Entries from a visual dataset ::
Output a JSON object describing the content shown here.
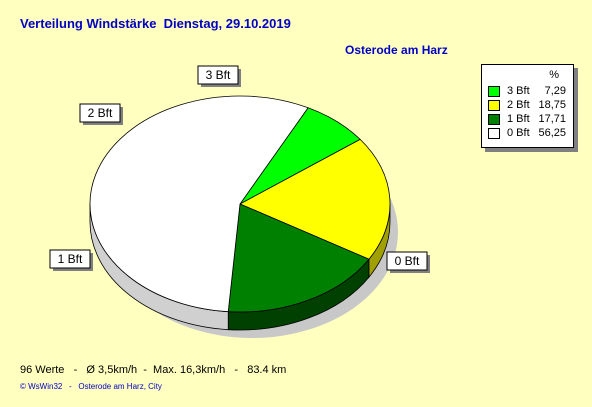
{
  "title": "Verteilung Windstärke  Dienstag, 29.10.2019",
  "location": "Osterode am Harz",
  "legend": {
    "unit": "%",
    "entries": [
      {
        "label": "3 Bft",
        "value": "7,29",
        "color": "#00ff00"
      },
      {
        "label": "2 Bft",
        "value": "18,75",
        "color": "#ffff00"
      },
      {
        "label": "1 Bft",
        "value": "17,71",
        "color": "#008000"
      },
      {
        "label": "0 Bft",
        "value": "56,25",
        "color": "#ffffff"
      }
    ]
  },
  "stats": "96 Werte   -   Ø 3,5km/h  -  Max. 16,3km/h   -   83.4 km",
  "footer": "© WsWin32   -   Osterode am Harz, City",
  "chart_data": {
    "type": "pie",
    "categories": [
      "3 Bft",
      "2 Bft",
      "1 Bft",
      "0 Bft"
    ],
    "values": [
      7.29,
      18.75,
      17.71,
      56.25
    ],
    "colors": [
      "#00ff00",
      "#ffff00",
      "#008000",
      "#ffffff"
    ],
    "side_colors": [
      "#00a000",
      "#a0a000",
      "#004000",
      "#d0d0d0"
    ]
  }
}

Do this :: Transcribe the material as is, with images omitted.

Result for this exercise ::
Output a JSON object describing the content shown here.
{
  "title": "Verteilung Windstärke  Dienstag, 29.10.2019",
  "location": "Osterode am Harz",
  "legend": {
    "unit": "%",
    "entries": [
      {
        "label": "3 Bft",
        "value": "7,29",
        "color": "#00ff00"
      },
      {
        "label": "2 Bft",
        "value": "18,75",
        "color": "#ffff00"
      },
      {
        "label": "1 Bft",
        "value": "17,71",
        "color": "#008000"
      },
      {
        "label": "0 Bft",
        "value": "56,25",
        "color": "#ffffff"
      }
    ]
  },
  "stats": "96 Werte   -   Ø 3,5km/h  -  Max. 16,3km/h   -   83.4 km",
  "footer": "© WsWin32   -   Osterode am Harz, City",
  "chart_data": {
    "type": "pie",
    "categories": [
      "3 Bft",
      "2 Bft",
      "1 Bft",
      "0 Bft"
    ],
    "values": [
      7.29,
      18.75,
      17.71,
      56.25
    ],
    "colors": [
      "#00ff00",
      "#ffff00",
      "#008000",
      "#ffffff"
    ],
    "side_colors": [
      "#00a000",
      "#a0a000",
      "#004000",
      "#d0d0d0"
    ]
  }
}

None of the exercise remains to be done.